Start of Provided data

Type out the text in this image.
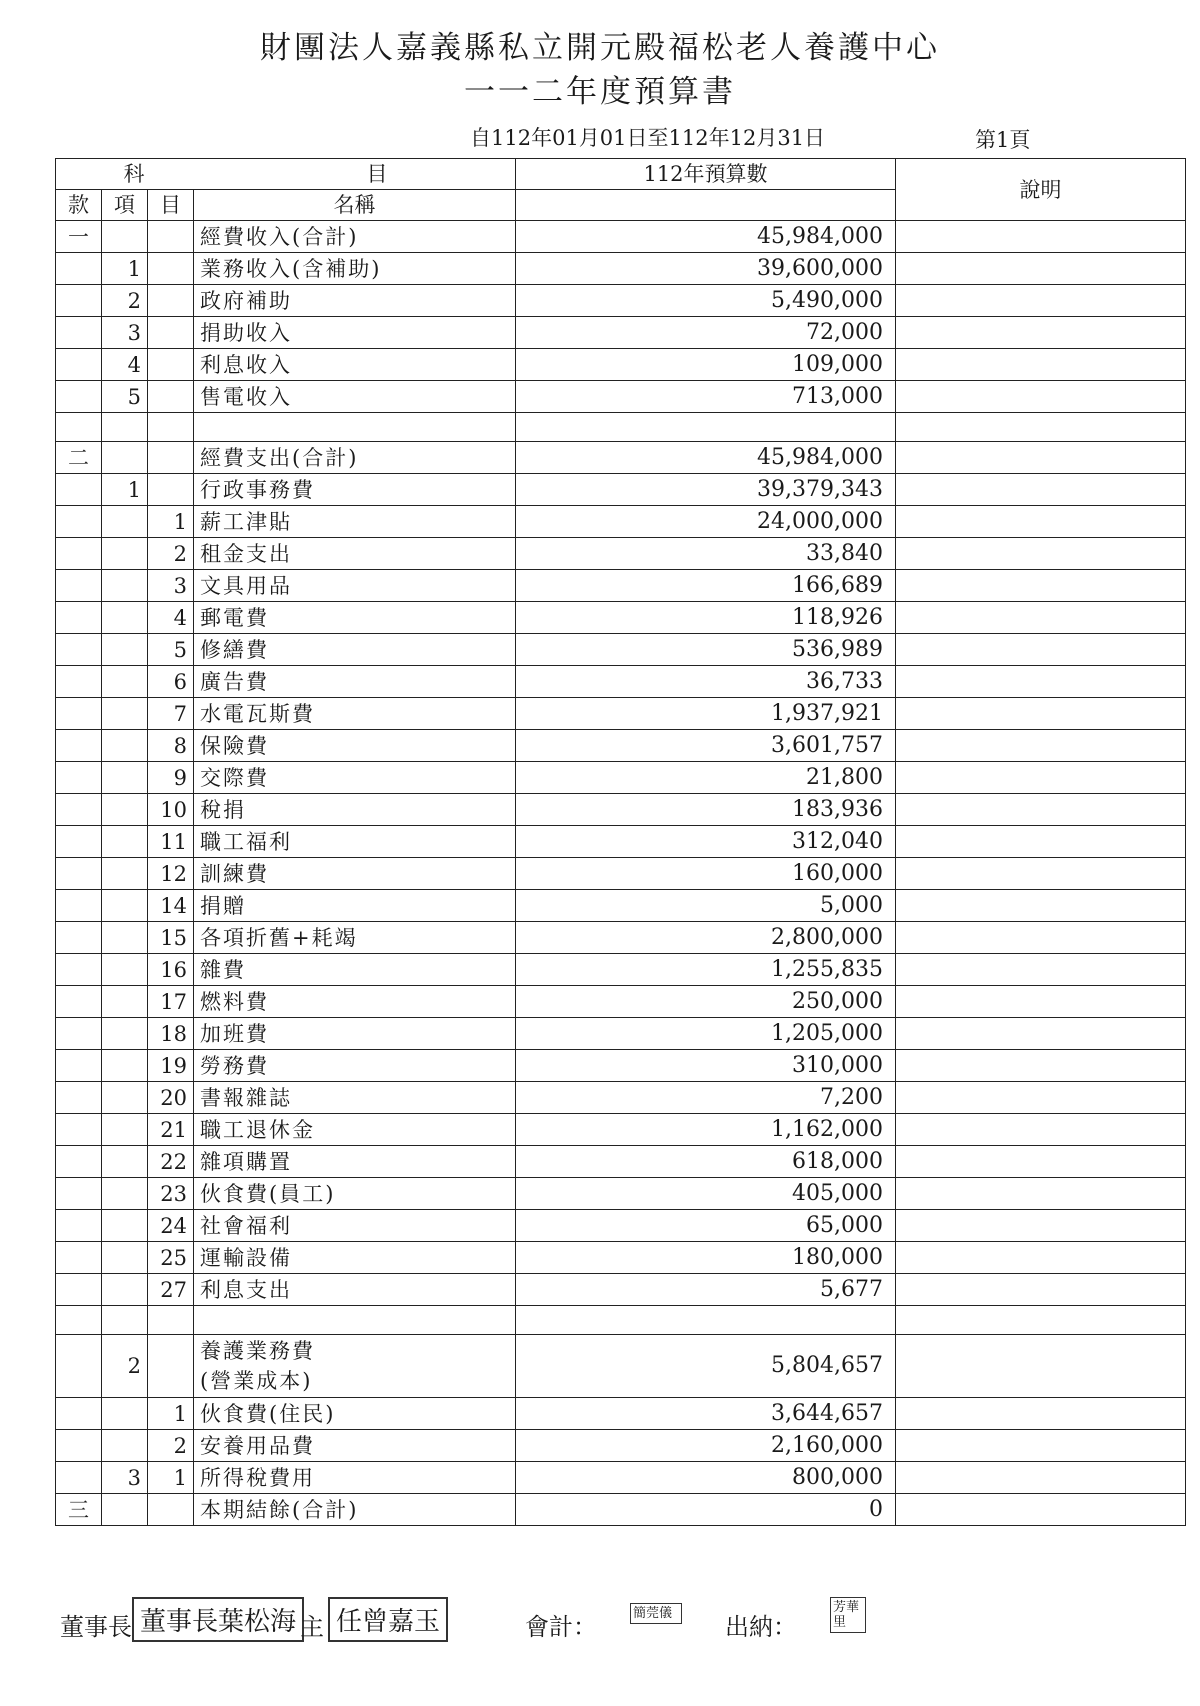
財團法人嘉義縣私立開元殿福松老人養護中心
一一二年度預算書
自112年01月01日至112年12月31日	第1頁
科　　目				112年預算數	說明
款	項	目	名稱		
一			經費收入(合計)	45,984,000	
	1		業務收入(含補助)	39,600,000	
	2		政府補助	5,490,000	
	3		捐助收入	72,000	
	4		利息收入	109,000	
	5		售電收入	713,000	

二			經費支出(合計)	45,984,000	
	1		行政事務費	39,379,343	
		1	薪工津貼	24,000,000	
		2	租金支出	33,840	
		3	文具用品	166,689	
		4	郵電費	118,926	
		5	修繕費	536,989	
		6	廣告費	36,733	
		7	水電瓦斯費	1,937,921	
		8	保險費	3,601,757	
		9	交際費	21,800	
		10	稅捐	183,936	
		11	職工福利	312,040	
		12	訓練費	160,000	
		14	捐贈	5,000	
		15	各項折舊+耗竭	2,800,000	
		16	雜費	1,255,835	
		17	燃料費	250,000	
		18	加班費	1,205,000	
		19	勞務費	310,000	
		20	書報雜誌	7,200	
		21	職工退休金	1,162,000	
		22	雜項購置	618,000	
		23	伙食費(員工)	405,000	
		24	社會福利	65,000	
		25	運輸設備	180,000	
		27	利息支出	5,677	

	2		養護業務費
(營業成本)	5,804,657	
		1	伙食費(住民)	3,644,657	
		2	安養用品費	2,160,000	
	3	1	所得稅費用	800,000	
三			本期結餘(合計)	0	
董事長 董事長葉松海 主 任曾嘉玉	會計：	簡莞儀	出納：
芳華里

End of Provided data

◆ Short task:
Reproduce the entries above exactly. Do not include the images.

◆ Final result:
Type out the text in this image.
財團法人嘉義縣私立開元殿福松老人養護中心
一一二年度預算書
自112年01月01日至112年12月31日	第1頁
科　　目				112年預算數	說明
款	項	目	名稱		
一			經費收入(合計)	45,984,000	
	1		業務收入(含補助)	39,600,000	
	2		政府補助	5,490,000	
	3		捐助收入	72,000	
	4		利息收入	109,000	
	5		售電收入	713,000	

二			經費支出(合計)	45,984,000	
	1		行政事務費	39,379,343	
		1	薪工津貼	24,000,000	
		2	租金支出	33,840	
		3	文具用品	166,689	
		4	郵電費	118,926	
		5	修繕費	536,989	
		6	廣告費	36,733	
		7	水電瓦斯費	1,937,921	
		8	保險費	3,601,757	
		9	交際費	21,800	
		10	稅捐	183,936	
		11	職工福利	312,040	
		12	訓練費	160,000	
		14	捐贈	5,000	
		15	各項折舊+耗竭	2,800,000	
		16	雜費	1,255,835	
		17	燃料費	250,000	
		18	加班費	1,205,000	
		19	勞務費	310,000	
		20	書報雜誌	7,200	
		21	職工退休金	1,162,000	
		22	雜項購置	618,000	
		23	伙食費(員工)	405,000	
		24	社會福利	65,000	
		25	運輸設備	180,000	
		27	利息支出	5,677	

	2		養護業務費
(營業成本)	5,804,657	
		1	伙食費(住民)	3,644,657	
		2	安養用品費	2,160,000	
	3	1	所得稅費用	800,000	
三			本期結餘(合計)	0	
董事長 董事長葉松海 主 任曾嘉玉	會計：	簡莞儀	出納：
芳華里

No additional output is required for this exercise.